▶ WHAT YOU HAVE TO DO: Look through the data below and return each line where "JSON" appears.

▶ DATA ROWS:
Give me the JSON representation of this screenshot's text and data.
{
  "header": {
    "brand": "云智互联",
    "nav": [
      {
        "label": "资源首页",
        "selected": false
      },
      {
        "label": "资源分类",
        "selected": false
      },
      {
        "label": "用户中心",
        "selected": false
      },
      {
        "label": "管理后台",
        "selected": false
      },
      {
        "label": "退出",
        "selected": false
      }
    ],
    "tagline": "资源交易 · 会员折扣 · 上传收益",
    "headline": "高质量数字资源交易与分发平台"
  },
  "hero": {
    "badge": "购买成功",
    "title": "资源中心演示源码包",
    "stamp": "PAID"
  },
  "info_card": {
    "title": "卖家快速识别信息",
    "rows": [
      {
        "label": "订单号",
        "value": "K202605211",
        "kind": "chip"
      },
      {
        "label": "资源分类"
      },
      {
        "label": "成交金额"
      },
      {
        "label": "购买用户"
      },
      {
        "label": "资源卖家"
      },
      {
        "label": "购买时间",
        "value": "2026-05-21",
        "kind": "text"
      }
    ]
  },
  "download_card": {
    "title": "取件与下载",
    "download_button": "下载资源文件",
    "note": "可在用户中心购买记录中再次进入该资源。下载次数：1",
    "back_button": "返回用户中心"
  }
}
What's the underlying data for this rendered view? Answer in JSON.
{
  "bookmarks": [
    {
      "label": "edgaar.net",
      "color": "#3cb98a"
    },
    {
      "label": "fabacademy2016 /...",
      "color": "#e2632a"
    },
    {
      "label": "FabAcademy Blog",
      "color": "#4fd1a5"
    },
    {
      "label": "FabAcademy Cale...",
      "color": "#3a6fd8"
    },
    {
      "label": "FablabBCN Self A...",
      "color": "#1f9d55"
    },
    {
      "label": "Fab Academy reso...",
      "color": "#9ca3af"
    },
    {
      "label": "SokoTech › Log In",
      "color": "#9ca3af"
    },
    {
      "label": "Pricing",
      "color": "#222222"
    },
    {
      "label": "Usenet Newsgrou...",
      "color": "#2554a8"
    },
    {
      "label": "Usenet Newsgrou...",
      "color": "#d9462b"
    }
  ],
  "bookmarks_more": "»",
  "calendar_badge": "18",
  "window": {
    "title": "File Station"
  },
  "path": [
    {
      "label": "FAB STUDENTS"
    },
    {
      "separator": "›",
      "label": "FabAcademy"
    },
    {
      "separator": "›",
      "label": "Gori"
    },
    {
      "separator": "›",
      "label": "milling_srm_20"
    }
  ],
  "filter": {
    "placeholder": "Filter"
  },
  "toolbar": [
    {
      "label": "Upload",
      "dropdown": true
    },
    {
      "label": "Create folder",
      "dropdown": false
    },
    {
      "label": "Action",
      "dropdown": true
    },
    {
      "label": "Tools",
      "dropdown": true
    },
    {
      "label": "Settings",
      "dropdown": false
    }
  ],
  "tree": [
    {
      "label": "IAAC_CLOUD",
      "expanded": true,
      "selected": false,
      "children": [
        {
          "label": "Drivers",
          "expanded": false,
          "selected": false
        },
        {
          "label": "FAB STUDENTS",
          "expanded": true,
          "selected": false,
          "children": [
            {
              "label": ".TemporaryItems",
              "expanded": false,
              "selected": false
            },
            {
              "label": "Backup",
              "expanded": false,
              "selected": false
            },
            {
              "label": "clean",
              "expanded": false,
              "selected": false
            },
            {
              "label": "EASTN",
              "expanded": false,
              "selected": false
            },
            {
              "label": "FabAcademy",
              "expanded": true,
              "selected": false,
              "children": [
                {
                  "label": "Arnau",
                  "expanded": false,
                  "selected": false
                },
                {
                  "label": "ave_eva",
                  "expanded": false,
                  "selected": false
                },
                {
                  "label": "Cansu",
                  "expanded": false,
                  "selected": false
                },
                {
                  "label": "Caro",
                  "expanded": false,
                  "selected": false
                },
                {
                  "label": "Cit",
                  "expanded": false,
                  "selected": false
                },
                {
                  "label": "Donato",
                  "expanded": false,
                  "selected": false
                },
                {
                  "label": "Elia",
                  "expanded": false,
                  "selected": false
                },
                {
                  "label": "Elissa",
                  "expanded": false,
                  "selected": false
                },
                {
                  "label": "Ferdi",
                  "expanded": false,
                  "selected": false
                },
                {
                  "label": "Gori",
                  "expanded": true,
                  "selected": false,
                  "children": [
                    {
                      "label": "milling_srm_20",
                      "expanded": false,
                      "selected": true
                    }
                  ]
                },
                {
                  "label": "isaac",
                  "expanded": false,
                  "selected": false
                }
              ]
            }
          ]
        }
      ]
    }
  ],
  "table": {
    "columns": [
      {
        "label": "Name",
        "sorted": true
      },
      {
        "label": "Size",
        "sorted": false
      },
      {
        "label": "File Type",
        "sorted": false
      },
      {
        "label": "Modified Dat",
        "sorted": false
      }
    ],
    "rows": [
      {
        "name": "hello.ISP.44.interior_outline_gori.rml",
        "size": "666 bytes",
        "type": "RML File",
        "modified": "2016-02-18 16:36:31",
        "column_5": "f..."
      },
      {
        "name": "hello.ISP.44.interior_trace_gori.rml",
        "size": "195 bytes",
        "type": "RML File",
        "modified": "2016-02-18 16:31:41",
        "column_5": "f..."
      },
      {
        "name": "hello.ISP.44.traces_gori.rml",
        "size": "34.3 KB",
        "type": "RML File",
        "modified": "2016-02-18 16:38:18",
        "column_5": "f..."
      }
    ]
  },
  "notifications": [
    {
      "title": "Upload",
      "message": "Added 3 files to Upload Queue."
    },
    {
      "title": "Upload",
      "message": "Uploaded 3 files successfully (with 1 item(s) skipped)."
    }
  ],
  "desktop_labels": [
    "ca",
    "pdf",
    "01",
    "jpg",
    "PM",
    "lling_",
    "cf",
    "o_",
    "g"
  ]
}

▶ THE SOLUTION:
Give me the JSON representation of this screenshot's text and data.
What's the underlying data for this rendered view? Answer in JSON.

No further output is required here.